→ GOAL
How many lines in the entries below contain "title"? Answer with the number only.

(Data listing)
•••••
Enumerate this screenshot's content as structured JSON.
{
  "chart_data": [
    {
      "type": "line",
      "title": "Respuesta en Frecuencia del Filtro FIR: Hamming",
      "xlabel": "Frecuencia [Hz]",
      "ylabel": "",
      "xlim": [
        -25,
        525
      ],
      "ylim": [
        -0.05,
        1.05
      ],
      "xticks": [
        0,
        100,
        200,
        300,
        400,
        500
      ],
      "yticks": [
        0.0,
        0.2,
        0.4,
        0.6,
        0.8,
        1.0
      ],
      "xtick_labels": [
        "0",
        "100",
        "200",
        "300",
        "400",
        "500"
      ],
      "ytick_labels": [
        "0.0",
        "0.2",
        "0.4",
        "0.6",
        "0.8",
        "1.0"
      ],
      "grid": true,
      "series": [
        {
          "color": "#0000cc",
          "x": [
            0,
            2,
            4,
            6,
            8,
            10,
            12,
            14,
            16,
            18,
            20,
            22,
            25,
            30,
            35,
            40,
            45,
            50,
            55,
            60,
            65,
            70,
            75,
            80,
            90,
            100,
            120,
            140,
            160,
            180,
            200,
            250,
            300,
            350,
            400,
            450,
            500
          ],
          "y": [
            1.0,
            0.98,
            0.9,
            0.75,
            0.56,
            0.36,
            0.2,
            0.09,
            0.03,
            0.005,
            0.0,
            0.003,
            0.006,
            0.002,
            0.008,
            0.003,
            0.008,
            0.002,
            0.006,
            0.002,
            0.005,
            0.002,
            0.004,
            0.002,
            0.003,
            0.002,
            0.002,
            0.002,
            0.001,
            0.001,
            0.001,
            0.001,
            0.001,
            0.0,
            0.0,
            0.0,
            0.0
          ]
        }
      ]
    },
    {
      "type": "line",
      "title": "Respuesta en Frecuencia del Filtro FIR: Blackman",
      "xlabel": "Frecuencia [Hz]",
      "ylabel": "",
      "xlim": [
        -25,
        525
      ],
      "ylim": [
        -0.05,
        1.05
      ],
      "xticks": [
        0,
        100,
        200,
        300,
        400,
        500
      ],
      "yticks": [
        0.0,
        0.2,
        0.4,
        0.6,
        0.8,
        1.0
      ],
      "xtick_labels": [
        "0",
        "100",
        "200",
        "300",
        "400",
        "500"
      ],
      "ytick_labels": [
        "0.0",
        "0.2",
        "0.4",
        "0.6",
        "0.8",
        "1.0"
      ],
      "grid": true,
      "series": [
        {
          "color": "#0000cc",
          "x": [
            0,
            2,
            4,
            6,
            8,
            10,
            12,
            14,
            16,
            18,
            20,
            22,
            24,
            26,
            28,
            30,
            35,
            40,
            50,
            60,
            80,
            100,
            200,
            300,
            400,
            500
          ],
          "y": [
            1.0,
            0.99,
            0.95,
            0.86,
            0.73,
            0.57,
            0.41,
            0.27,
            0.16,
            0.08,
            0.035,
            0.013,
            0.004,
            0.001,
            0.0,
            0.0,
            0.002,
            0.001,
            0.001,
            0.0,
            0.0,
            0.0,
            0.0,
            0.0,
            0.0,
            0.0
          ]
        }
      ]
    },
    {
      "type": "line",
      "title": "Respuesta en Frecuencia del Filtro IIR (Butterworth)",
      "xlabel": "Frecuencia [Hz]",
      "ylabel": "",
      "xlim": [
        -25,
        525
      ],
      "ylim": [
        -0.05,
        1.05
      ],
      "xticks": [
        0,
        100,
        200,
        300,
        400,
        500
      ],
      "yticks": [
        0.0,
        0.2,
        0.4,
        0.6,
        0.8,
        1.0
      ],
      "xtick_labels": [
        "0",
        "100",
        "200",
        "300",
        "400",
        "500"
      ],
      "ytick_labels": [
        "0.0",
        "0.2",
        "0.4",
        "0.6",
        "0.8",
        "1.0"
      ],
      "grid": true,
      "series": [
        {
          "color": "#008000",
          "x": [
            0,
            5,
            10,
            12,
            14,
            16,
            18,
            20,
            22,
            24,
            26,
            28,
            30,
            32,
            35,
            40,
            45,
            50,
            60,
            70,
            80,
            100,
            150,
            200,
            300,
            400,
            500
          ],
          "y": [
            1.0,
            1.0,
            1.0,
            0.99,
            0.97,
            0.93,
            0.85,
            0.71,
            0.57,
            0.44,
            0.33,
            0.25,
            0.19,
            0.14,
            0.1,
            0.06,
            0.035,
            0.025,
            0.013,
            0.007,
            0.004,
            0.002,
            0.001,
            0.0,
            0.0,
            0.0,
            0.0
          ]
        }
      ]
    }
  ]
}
•••••
→ CORRECT ANSWER
3